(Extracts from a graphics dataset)
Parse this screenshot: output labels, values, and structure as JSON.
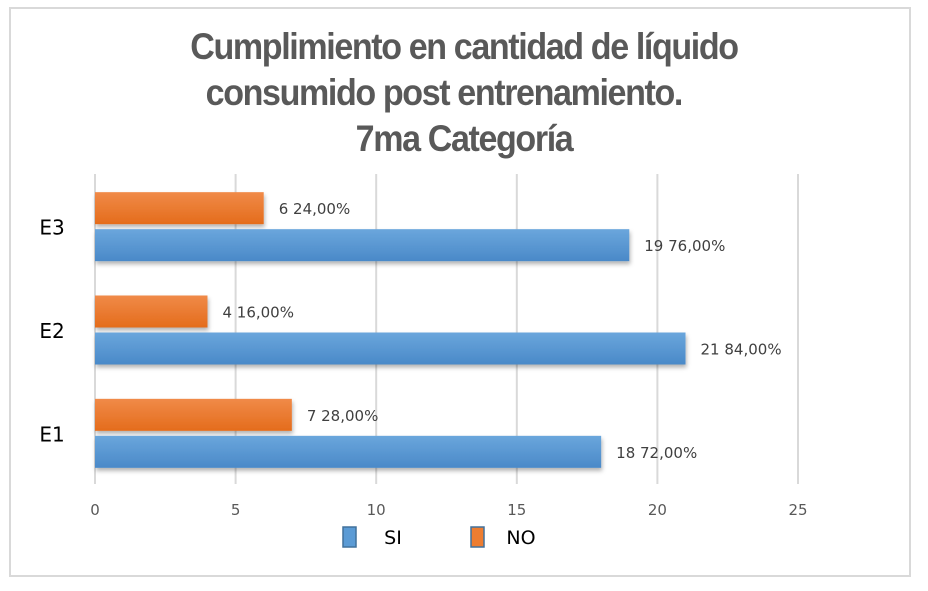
{
  "chart_data": {
    "type": "bar",
    "orientation": "horizontal",
    "title": "Cumplimiento en cantidad de líquido consumido post entrenamiento. 7ma Categoría",
    "title_lines": [
      "Cumplimiento en cantidad de líquido",
      "consumido post entrenamiento.     ",
      "7ma Categoría"
    ],
    "categories": [
      "E1",
      "E2",
      "E3"
    ],
    "series": [
      {
        "name": "SI",
        "color": "#5b9bd5",
        "values": [
          18,
          21,
          19
        ],
        "labels": [
          "18 72,00%",
          "21 84,00%",
          "19 76,00%"
        ]
      },
      {
        "name": "NO",
        "color": "#ed7d31",
        "values": [
          7,
          4,
          6
        ],
        "labels": [
          "7 28,00%",
          "4 16,00%",
          "6 24,00%"
        ]
      }
    ],
    "xlabel": "",
    "ylabel": "",
    "xlim": [
      0,
      25
    ],
    "xticks": [
      0,
      5,
      10,
      15,
      20,
      25
    ],
    "grid": true,
    "legend": {
      "position": "bottom",
      "entries": [
        "SI",
        "NO"
      ]
    }
  }
}
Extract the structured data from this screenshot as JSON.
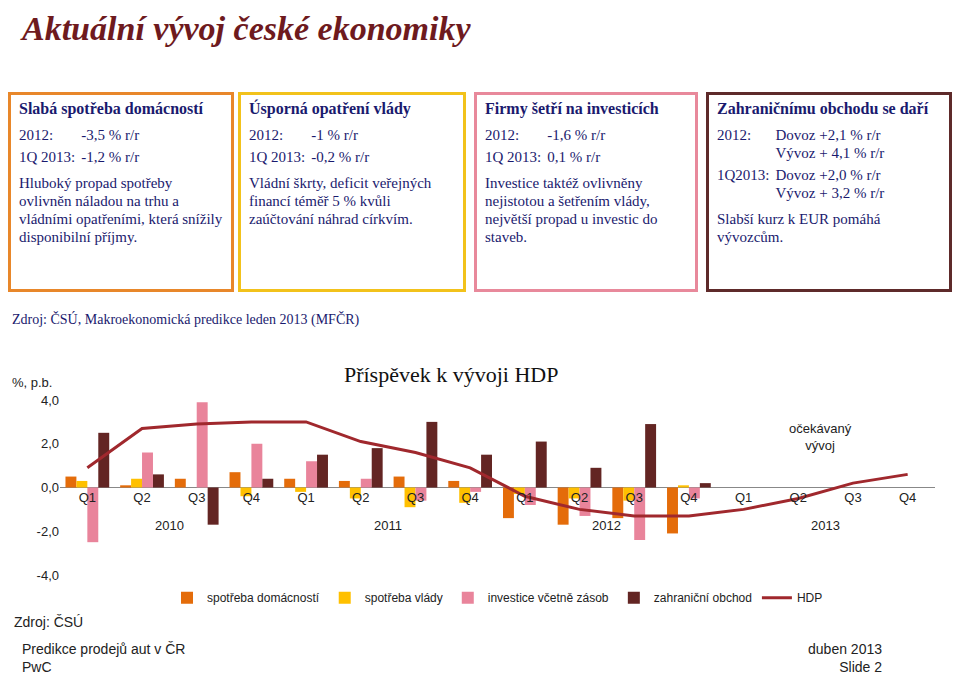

→ EXERCISE TASK
All entries must be written out again exactly as given, with no pictures in the copy.

→ PROBLEM SOLUTION
Parse this screenshot: output labels, values, and structure as JSON.
{
  "chart_data": {
    "type": "bar",
    "orientation": "horizontal",
    "title": "Cumplimiento en cantidad de líquido consumido post entrenamiento. 7ma Categoría",
    "title_lines": [
      "Cumplimiento en cantidad de líquido",
      "consumido post entrenamiento.     ",
      "7ma Categoría"
    ],
    "categories": [
      "E1",
      "E2",
      "E3"
    ],
    "series": [
      {
        "name": "SI",
        "color": "#5b9bd5",
        "values": [
          18,
          21,
          19
        ],
        "labels": [
          "18 72,00%",
          "21 84,00%",
          "19 76,00%"
        ]
      },
      {
        "name": "NO",
        "color": "#ed7d31",
        "values": [
          7,
          4,
          6
        ],
        "labels": [
          "7 28,00%",
          "4 16,00%",
          "6 24,00%"
        ]
      }
    ],
    "xlabel": "",
    "ylabel": "",
    "xlim": [
      0,
      25
    ],
    "xticks": [
      0,
      5,
      10,
      15,
      20,
      25
    ],
    "grid": true,
    "legend": {
      "position": "bottom",
      "entries": [
        "SI",
        "NO"
      ]
    }
  }
}
Extract the structured data from this screenshot as JSON.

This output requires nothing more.